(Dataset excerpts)
--------------------------------------------------
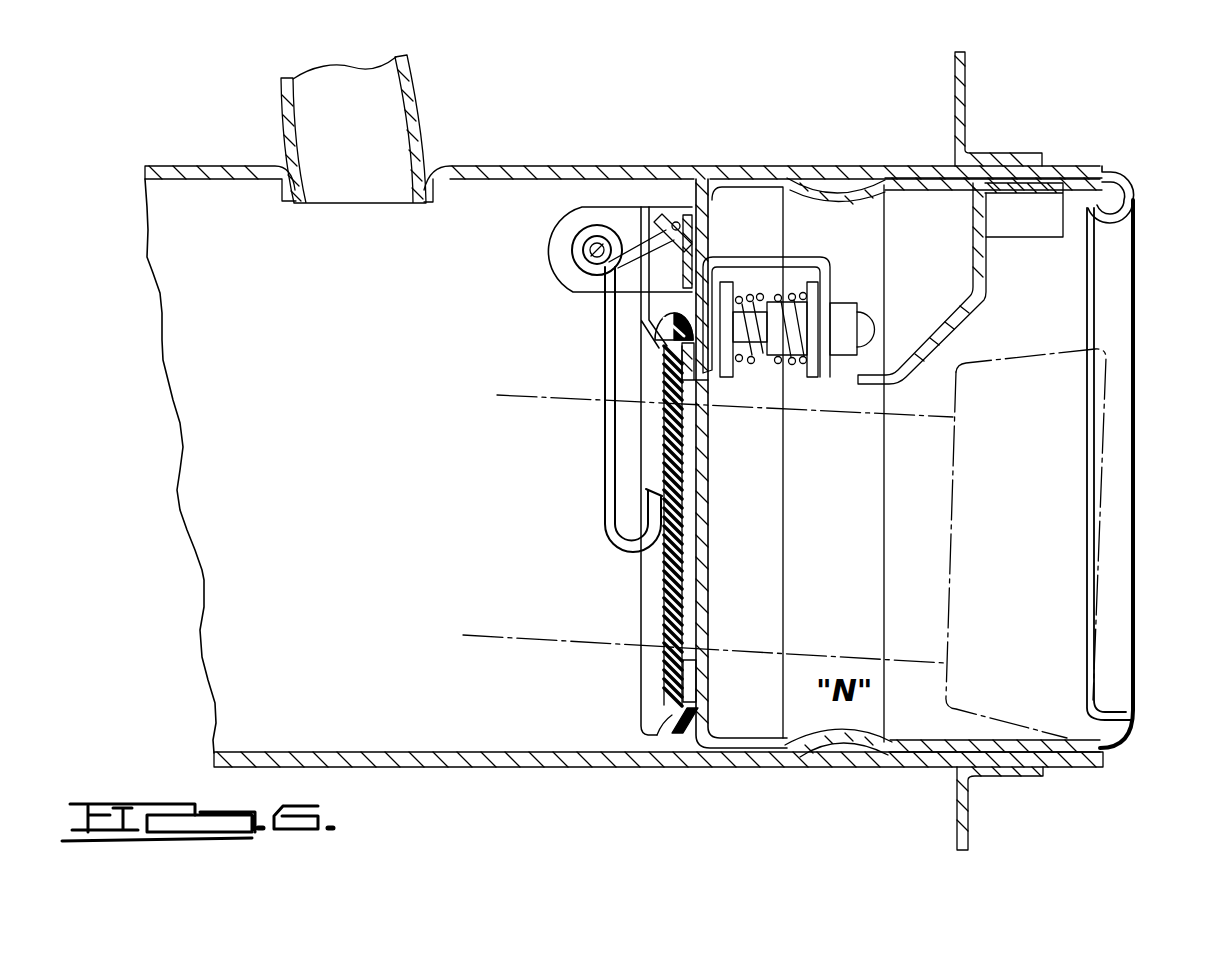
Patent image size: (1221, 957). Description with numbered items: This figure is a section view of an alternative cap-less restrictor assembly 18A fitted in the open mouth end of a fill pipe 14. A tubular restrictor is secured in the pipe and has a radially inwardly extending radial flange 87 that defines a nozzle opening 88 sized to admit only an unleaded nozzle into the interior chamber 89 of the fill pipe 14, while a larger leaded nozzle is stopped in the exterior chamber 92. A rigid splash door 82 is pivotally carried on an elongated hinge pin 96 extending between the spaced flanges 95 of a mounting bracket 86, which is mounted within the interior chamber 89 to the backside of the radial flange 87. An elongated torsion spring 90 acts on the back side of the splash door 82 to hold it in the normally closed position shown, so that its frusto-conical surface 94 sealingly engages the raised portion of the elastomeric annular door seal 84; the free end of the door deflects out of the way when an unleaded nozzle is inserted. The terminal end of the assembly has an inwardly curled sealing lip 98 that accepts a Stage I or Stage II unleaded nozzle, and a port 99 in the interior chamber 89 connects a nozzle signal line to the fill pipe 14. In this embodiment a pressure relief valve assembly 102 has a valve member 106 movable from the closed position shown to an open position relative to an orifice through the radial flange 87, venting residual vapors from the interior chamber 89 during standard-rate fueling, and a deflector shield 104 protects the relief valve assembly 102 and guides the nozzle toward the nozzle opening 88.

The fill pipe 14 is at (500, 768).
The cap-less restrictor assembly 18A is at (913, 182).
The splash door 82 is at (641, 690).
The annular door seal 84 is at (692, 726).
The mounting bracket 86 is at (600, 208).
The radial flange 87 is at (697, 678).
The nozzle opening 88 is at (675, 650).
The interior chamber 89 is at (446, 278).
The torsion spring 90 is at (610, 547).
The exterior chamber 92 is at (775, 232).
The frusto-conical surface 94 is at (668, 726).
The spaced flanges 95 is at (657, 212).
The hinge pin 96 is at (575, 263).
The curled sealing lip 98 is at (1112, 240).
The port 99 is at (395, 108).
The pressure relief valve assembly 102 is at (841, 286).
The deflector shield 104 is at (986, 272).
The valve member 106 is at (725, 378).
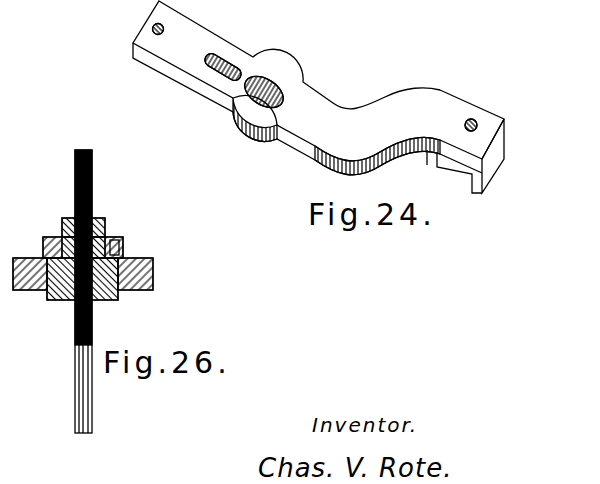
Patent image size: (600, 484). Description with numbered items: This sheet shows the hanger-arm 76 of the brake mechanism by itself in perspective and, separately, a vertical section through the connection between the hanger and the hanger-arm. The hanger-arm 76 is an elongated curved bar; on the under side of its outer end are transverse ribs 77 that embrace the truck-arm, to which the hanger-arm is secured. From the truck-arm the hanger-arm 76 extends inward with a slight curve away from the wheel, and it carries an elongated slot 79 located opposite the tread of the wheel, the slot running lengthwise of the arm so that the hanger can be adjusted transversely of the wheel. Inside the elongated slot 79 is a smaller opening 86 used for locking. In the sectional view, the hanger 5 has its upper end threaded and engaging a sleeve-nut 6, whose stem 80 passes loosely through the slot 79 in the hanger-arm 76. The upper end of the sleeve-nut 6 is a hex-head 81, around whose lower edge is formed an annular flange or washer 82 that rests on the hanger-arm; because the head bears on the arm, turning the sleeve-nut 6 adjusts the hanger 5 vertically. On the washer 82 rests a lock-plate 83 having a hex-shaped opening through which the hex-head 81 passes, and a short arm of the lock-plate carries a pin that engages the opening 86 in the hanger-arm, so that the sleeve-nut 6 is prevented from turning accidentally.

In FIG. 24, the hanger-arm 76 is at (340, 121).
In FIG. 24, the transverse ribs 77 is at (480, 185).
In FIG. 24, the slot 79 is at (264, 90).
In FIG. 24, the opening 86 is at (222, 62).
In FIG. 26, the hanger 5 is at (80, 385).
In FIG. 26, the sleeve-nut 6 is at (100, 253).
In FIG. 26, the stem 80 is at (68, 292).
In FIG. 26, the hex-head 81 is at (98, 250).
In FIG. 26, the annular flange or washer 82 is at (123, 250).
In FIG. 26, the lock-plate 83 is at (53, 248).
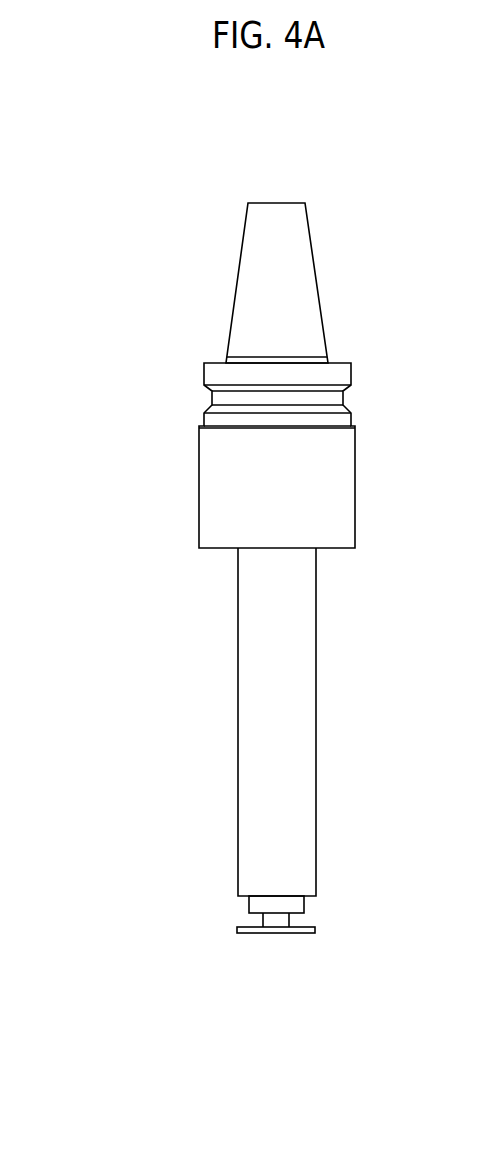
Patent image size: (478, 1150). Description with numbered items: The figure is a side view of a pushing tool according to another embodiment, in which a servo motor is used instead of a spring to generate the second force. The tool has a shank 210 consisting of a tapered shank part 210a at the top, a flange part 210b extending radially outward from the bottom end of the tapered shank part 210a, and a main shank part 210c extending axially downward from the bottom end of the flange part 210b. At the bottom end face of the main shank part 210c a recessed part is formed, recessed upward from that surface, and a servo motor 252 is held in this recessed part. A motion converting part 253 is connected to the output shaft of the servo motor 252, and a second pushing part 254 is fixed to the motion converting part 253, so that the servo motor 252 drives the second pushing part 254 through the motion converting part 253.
--------------------------------------------------
• _REQUIREMENT_:
Change "Patent image size" to "Drawing dimensions" throughout these lines, keeping everything else unchanged, and give the lines again without the pictures.

• _ANSWER FOR THIS EXERCISE_:
Drawing dimensions: (1221, 957). Description with numbered items: This figure is a section view of an alternative cap-less restrictor assembly 18A fitted in the open mouth end of a fill pipe 14. A tubular restrictor is secured in the pipe and has a radially inwardly extending radial flange 87 that defines a nozzle opening 88 sized to admit only an unleaded nozzle into the interior chamber 89 of the fill pipe 14, while a larger leaded nozzle is stopped in the exterior chamber 92. A rigid splash door 82 is pivotally carried on an elongated hinge pin 96 extending between the spaced flanges 95 of a mounting bracket 86, which is mounted within the interior chamber 89 to the backside of the radial flange 87. An elongated torsion spring 90 acts on the back side of the splash door 82 to hold it in the normally closed position shown, so that its frusto-conical surface 94 sealingly engages the raised portion of the elastomeric annular door seal 84; the free end of the door deflects out of the way when an unleaded nozzle is inserted. The terminal end of the assembly has an inwardly curled sealing lip 98 that accepts a Stage I or Stage II unleaded nozzle, and a port 99 in the interior chamber 89 connects a nozzle signal line to the fill pipe 14. In this embodiment a pressure relief valve assembly 102 has a valve member 106 movable from the closed position shown to an open position relative to an orifice through the radial flange 87, venting residual vapors from the interior chamber 89 during standard-rate fueling, and a deflector shield 104 protects the relief valve assembly 102 and guides the nozzle toward the nozzle opening 88.

The fill pipe 14 is at (500, 768).
The cap-less restrictor assembly 18A is at (913, 182).
The splash door 82 is at (641, 690).
The annular door seal 84 is at (692, 726).
The mounting bracket 86 is at (600, 208).
The radial flange 87 is at (697, 678).
The nozzle opening 88 is at (675, 650).
The interior chamber 89 is at (446, 278).
The torsion spring 90 is at (610, 547).
The exterior chamber 92 is at (775, 232).
The frusto-conical surface 94 is at (668, 726).
The spaced flanges 95 is at (657, 212).
The hinge pin 96 is at (575, 263).
The curled sealing lip 98 is at (1112, 240).
The port 99 is at (395, 108).
The pressure relief valve assembly 102 is at (841, 286).
The deflector shield 104 is at (986, 272).
The valve member 106 is at (725, 378).
Drawing dimensions: (600, 484). Description with numbered items: This sheet shows the hanger-arm 76 of the brake mechanism by itself in perspective and, separately, a vertical section through the connection between the hanger and the hanger-arm. The hanger-arm 76 is an elongated curved bar; on the under side of its outer end are transverse ribs 77 that embrace the truck-arm, to which the hanger-arm is secured. From the truck-arm the hanger-arm 76 extends inward with a slight curve away from the wheel, and it carries an elongated slot 79 located opposite the tread of the wheel, the slot running lengthwise of the arm so that the hanger can be adjusted transversely of the wheel. Inside the elongated slot 79 is a smaller opening 86 used for locking. In the sectional view, the hanger 5 has its upper end threaded and engaging a sleeve-nut 6, whose stem 80 passes loosely through the slot 79 in the hanger-arm 76. The upper end of the sleeve-nut 6 is a hex-head 81, around whose lower edge is formed an annular flange or washer 82 that rests on the hanger-arm; because the head bears on the arm, turning the sleeve-nut 6 adjusts the hanger 5 vertically. On the washer 82 rests a lock-plate 83 having a hex-shaped opening through which the hex-head 81 passes, and a short arm of the lock-plate carries a pin that engages the opening 86 in the hanger-arm, so that the sleeve-nut 6 is prevented from turning accidentally.

In FIG. 24, the hanger-arm 76 is at (340, 121).
In FIG. 24, the transverse ribs 77 is at (480, 185).
In FIG. 24, the slot 79 is at (264, 90).
In FIG. 24, the opening 86 is at (222, 62).
In FIG. 26, the hanger 5 is at (80, 385).
In FIG. 26, the sleeve-nut 6 is at (100, 253).
In FIG. 26, the stem 80 is at (68, 292).
In FIG. 26, the hex-head 81 is at (98, 250).
In FIG. 26, the annular flange or washer 82 is at (123, 250).
In FIG. 26, the lock-plate 83 is at (53, 248).
Drawing dimensions: (478, 1150). Description with numbered items: The figure is a side view of a pushing tool according to another embodiment, in which a servo motor is used instead of a spring to generate the second force. The tool has a shank 210 consisting of a tapered shank part 210a at the top, a flange part 210b extending radially outward from the bottom end of the tapered shank part 210a, and a main shank part 210c extending axially downward from the bottom end of the flange part 210b. At the bottom end face of the main shank part 210c a recessed part is formed, recessed upward from that surface, and a servo motor 252 is held in this recessed part. A motion converting part 253 is connected to the output shaft of the servo motor 252, and a second pushing part 254 is fixed to the motion converting part 253, so that the servo motor 252 drives the second pushing part 254 through the motion converting part 253.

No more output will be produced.